Saved entries -

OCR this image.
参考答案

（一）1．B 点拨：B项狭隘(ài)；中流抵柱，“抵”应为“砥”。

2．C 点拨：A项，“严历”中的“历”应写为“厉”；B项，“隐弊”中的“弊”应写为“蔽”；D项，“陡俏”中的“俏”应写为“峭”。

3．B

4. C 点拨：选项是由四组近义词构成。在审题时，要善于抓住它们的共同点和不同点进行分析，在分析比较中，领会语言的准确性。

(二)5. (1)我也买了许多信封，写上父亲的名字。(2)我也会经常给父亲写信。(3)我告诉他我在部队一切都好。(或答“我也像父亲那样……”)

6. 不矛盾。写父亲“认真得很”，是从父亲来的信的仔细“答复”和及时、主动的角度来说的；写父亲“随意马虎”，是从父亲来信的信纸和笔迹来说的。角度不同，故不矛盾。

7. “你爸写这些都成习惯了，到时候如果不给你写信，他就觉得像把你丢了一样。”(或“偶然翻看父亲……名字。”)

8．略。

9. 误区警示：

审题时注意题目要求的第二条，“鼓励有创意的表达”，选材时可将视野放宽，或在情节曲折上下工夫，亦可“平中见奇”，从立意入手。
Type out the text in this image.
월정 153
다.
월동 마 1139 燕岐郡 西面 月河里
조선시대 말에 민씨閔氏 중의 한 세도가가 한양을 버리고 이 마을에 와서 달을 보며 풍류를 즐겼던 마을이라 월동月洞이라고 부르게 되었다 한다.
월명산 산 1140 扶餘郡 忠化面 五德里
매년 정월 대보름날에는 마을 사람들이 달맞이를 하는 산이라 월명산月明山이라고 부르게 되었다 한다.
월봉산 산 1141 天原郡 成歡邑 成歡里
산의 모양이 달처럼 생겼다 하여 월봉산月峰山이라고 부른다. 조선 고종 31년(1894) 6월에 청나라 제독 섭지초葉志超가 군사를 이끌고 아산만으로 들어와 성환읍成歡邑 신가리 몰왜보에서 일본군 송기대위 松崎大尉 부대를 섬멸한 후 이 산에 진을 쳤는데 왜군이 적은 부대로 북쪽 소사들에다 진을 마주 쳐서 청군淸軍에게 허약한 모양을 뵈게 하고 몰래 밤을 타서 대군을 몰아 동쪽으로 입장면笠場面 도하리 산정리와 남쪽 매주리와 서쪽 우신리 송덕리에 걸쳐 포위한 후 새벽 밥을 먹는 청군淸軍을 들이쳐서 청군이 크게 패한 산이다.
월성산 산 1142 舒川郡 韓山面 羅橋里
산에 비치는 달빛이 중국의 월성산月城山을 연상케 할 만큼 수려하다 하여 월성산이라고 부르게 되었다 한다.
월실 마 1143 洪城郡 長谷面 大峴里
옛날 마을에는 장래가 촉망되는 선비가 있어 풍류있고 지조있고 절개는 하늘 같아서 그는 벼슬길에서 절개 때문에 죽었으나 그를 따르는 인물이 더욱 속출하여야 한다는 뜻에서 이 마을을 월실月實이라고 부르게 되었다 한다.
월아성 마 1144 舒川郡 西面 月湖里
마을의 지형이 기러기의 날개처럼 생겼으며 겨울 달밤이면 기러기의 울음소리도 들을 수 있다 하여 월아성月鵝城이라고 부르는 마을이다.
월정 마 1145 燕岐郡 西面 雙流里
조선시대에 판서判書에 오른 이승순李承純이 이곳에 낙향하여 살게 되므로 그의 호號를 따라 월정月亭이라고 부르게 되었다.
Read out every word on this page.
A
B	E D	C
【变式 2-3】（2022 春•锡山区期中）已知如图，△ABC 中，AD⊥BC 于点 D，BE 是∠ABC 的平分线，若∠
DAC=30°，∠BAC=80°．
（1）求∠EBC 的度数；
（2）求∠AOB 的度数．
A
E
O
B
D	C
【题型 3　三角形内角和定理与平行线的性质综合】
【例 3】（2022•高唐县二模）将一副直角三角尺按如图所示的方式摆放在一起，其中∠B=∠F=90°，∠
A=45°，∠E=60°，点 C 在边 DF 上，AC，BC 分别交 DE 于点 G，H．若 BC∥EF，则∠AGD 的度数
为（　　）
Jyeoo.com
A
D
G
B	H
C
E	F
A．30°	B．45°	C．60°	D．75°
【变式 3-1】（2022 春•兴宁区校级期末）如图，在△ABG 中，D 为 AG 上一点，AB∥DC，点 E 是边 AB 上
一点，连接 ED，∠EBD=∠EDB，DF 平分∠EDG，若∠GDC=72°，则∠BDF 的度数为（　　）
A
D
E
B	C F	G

Problem requirements - Read through the data and copy every line where "this" shows up.

Correct result -
OCR this image.
Type out the text in this image.
Read out every word on this page.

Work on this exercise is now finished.